Objective:
Only the lines holding the string "ALAN" are needed. Copy each one.

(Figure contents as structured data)
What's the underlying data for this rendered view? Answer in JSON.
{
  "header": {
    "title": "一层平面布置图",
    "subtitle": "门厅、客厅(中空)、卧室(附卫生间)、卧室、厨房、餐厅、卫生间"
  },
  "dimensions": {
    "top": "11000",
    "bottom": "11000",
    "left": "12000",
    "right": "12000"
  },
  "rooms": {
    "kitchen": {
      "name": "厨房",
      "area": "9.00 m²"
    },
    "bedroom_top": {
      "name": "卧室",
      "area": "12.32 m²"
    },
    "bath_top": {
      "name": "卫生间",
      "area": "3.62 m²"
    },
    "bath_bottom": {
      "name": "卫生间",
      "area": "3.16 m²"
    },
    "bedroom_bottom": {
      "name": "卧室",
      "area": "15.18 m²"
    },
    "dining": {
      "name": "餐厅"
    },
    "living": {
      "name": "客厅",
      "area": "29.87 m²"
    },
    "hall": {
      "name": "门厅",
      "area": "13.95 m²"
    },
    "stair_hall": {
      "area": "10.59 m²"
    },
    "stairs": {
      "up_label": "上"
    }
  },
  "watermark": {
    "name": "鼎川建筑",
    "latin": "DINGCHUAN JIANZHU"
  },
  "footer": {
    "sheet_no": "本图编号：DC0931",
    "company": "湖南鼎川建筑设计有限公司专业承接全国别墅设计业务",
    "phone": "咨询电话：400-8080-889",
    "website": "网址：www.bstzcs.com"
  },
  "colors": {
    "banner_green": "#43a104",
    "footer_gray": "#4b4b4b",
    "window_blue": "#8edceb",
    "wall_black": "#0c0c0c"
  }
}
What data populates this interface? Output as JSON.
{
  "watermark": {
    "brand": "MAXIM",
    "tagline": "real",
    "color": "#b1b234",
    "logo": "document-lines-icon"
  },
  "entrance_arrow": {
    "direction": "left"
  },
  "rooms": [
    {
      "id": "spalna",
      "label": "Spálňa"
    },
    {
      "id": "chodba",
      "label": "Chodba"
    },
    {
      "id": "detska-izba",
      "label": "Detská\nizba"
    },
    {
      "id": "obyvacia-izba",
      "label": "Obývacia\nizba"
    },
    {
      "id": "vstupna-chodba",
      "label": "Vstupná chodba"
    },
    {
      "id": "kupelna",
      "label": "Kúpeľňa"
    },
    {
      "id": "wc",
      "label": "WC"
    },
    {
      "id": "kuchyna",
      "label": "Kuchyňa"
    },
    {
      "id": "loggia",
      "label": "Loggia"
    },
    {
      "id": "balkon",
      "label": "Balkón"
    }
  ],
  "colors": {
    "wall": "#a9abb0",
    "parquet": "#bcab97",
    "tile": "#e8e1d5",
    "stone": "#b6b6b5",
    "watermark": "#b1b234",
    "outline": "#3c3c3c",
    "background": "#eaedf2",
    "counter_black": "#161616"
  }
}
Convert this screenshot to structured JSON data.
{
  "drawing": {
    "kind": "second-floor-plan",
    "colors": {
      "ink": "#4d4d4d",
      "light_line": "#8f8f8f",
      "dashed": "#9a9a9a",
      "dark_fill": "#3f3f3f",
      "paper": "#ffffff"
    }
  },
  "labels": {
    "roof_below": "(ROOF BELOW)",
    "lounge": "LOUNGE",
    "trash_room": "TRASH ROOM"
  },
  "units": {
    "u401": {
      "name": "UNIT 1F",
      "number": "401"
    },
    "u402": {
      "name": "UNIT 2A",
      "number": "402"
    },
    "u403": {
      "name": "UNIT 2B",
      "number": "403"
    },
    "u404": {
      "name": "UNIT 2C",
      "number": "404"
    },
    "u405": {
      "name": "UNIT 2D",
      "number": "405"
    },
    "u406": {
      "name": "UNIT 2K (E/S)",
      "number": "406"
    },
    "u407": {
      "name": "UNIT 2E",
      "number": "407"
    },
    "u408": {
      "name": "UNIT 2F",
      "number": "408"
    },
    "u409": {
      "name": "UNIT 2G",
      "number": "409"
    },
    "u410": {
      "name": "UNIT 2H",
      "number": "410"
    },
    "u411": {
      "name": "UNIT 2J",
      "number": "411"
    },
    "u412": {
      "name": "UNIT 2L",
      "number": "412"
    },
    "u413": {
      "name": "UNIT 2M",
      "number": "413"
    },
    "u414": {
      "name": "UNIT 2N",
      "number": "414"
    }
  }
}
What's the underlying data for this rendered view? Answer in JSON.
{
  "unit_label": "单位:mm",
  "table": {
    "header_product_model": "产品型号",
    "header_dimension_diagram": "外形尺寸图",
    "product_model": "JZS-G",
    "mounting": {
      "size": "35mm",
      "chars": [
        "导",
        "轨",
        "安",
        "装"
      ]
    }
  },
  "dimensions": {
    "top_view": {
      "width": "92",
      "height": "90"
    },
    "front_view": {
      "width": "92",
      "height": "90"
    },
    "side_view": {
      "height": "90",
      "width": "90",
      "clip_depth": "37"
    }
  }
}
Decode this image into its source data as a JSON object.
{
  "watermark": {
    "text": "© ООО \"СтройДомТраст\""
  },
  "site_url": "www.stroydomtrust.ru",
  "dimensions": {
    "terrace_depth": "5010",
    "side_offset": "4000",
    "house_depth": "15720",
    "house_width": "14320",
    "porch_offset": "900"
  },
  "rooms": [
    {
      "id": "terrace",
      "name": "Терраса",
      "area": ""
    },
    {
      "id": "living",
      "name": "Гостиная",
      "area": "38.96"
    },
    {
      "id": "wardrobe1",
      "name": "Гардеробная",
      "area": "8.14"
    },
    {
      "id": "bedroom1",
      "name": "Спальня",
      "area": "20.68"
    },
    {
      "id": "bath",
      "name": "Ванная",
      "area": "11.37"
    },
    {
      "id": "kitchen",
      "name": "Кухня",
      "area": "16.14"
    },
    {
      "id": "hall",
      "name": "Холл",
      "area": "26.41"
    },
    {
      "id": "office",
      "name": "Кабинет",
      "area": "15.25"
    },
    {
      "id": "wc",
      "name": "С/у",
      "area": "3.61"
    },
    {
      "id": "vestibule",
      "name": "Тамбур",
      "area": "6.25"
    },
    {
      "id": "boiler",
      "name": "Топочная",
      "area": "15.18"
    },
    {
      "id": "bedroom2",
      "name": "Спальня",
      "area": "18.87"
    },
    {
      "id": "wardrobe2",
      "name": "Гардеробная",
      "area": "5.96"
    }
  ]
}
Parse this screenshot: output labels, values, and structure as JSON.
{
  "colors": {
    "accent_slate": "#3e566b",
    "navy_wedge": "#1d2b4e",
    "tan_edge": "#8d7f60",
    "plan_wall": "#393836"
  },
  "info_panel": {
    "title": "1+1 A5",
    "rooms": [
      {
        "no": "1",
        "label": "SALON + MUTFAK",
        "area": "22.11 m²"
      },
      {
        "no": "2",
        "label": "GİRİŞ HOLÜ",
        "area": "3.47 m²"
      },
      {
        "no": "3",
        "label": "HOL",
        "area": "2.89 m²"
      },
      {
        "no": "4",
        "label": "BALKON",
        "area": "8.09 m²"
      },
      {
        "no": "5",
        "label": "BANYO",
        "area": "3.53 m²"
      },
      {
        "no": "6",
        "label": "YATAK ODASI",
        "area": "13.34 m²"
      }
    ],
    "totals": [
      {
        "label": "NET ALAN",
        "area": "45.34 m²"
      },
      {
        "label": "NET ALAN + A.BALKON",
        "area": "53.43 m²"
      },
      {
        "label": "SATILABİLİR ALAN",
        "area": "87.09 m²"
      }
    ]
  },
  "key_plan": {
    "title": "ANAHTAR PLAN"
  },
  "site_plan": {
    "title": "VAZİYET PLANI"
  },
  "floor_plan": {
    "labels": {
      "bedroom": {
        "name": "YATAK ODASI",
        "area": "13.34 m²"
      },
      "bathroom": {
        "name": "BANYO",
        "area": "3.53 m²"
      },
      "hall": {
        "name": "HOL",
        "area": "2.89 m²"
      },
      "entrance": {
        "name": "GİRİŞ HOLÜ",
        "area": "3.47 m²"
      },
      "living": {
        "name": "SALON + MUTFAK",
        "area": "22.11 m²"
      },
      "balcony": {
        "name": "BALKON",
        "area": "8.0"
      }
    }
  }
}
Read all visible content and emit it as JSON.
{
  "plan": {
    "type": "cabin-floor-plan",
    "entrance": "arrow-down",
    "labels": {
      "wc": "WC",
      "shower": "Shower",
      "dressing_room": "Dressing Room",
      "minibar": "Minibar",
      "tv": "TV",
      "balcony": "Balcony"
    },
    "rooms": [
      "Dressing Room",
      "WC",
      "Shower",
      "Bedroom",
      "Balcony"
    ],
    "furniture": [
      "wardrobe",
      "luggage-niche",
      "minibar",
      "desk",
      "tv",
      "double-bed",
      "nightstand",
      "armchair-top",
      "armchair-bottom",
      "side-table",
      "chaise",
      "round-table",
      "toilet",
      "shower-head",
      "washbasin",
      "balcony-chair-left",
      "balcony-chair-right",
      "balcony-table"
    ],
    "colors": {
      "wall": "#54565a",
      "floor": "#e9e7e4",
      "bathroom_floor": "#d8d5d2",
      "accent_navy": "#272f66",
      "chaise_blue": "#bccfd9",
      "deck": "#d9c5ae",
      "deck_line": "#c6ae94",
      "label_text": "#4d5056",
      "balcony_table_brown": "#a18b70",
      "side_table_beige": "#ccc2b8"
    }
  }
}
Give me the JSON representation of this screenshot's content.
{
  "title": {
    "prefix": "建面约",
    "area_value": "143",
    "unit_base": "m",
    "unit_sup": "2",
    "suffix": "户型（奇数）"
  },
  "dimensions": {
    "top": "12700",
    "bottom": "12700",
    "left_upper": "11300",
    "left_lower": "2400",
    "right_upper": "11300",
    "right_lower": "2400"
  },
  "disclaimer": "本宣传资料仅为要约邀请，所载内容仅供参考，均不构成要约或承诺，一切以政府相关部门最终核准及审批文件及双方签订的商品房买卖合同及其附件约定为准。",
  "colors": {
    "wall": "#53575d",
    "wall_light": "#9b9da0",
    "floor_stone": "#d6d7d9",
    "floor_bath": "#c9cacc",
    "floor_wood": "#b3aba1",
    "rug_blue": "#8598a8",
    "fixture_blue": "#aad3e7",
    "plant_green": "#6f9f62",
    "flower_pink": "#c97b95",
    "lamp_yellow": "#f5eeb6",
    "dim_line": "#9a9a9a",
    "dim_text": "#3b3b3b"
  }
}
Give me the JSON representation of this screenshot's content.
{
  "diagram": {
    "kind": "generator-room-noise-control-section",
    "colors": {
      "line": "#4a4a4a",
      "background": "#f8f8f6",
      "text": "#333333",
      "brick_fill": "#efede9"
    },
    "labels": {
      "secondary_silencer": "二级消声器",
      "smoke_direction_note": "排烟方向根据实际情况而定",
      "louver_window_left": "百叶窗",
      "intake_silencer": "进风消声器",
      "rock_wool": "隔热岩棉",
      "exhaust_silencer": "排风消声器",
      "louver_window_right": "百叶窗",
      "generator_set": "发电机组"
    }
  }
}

Full answer:
        "label": "NET ALAN",
        "label": "NET ALAN + A.BALKON",
        "label": "SATILABİLİR ALAN",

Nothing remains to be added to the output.